◆ AIM OF THE EXERCISE
The answer is one number: how many lines hold the string "objectifs".

Records excerpted from a collection

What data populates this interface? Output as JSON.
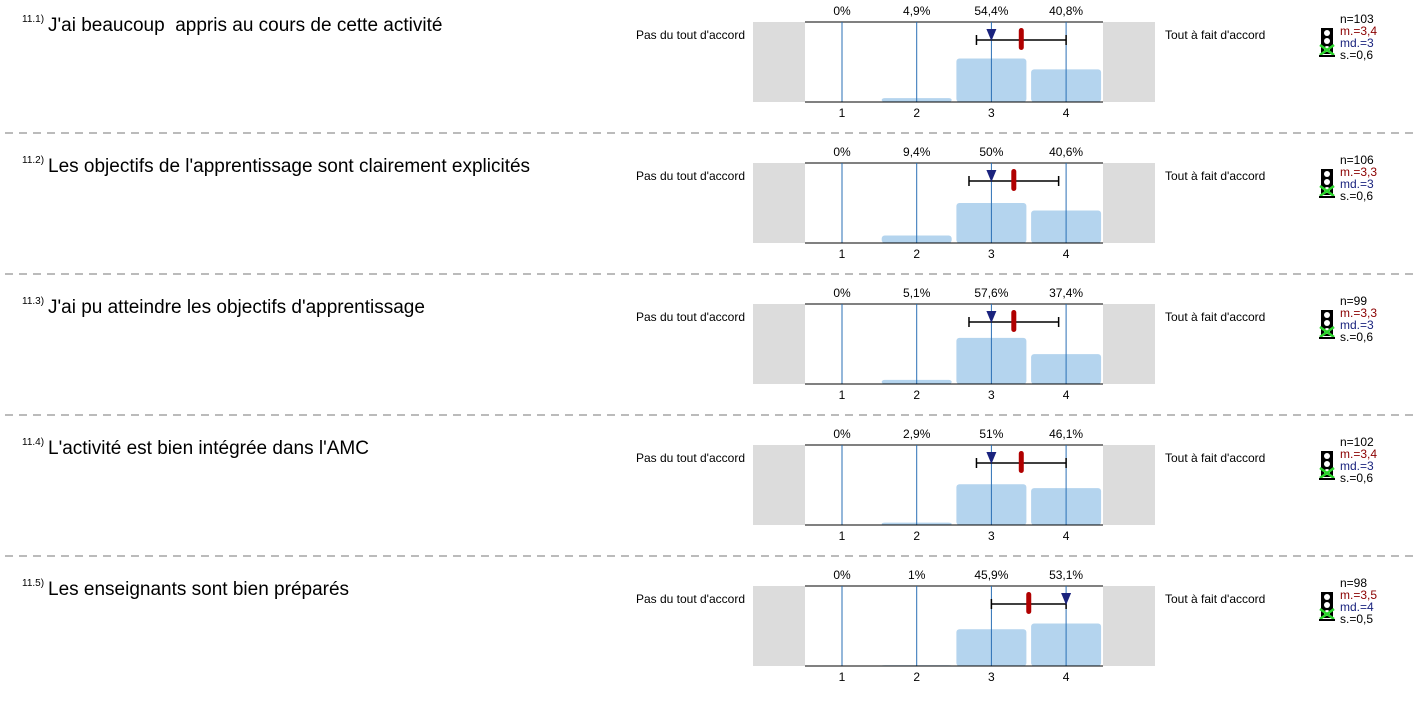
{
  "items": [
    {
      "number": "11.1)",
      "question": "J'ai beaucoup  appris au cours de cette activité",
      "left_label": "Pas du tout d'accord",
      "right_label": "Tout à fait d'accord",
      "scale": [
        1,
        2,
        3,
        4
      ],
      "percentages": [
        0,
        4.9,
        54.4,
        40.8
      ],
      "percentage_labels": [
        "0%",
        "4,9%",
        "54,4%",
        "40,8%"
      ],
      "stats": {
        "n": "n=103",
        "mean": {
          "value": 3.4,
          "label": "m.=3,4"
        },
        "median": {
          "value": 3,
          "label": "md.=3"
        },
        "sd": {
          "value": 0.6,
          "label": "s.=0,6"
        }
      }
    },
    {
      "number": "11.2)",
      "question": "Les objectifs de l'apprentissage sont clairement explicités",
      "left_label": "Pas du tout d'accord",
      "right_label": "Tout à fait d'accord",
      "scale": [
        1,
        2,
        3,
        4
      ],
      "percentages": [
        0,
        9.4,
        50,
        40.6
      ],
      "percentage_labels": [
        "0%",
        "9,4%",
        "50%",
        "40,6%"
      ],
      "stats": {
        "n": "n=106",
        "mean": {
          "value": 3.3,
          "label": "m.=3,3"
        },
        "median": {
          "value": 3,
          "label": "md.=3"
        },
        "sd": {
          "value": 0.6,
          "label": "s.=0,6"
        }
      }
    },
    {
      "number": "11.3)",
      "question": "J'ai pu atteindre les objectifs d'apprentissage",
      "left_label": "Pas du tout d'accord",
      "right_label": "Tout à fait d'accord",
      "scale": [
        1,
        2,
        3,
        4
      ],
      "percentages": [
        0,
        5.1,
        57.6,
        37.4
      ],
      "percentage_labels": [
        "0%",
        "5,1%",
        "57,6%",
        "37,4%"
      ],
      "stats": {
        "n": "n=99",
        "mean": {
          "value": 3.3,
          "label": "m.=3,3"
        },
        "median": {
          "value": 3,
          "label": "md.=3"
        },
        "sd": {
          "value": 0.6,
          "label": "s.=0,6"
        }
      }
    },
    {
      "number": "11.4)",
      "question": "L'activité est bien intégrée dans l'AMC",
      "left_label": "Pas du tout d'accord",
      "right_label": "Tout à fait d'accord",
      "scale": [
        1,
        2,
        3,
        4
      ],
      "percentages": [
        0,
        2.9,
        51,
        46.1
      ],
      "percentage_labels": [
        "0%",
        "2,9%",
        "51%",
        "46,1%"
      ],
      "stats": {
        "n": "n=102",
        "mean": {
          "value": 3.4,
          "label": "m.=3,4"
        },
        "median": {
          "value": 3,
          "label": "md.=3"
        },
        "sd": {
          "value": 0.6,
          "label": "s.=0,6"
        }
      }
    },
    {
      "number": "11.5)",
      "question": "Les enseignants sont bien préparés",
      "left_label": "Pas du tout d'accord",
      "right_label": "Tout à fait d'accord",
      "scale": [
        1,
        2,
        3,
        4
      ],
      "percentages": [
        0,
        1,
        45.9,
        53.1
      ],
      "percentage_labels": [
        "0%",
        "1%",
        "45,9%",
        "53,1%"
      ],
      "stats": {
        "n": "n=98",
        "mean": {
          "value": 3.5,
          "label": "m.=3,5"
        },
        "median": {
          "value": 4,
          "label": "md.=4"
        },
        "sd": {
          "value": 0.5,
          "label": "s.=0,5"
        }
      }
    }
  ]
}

◆ ANSWER TO THIS TASK
2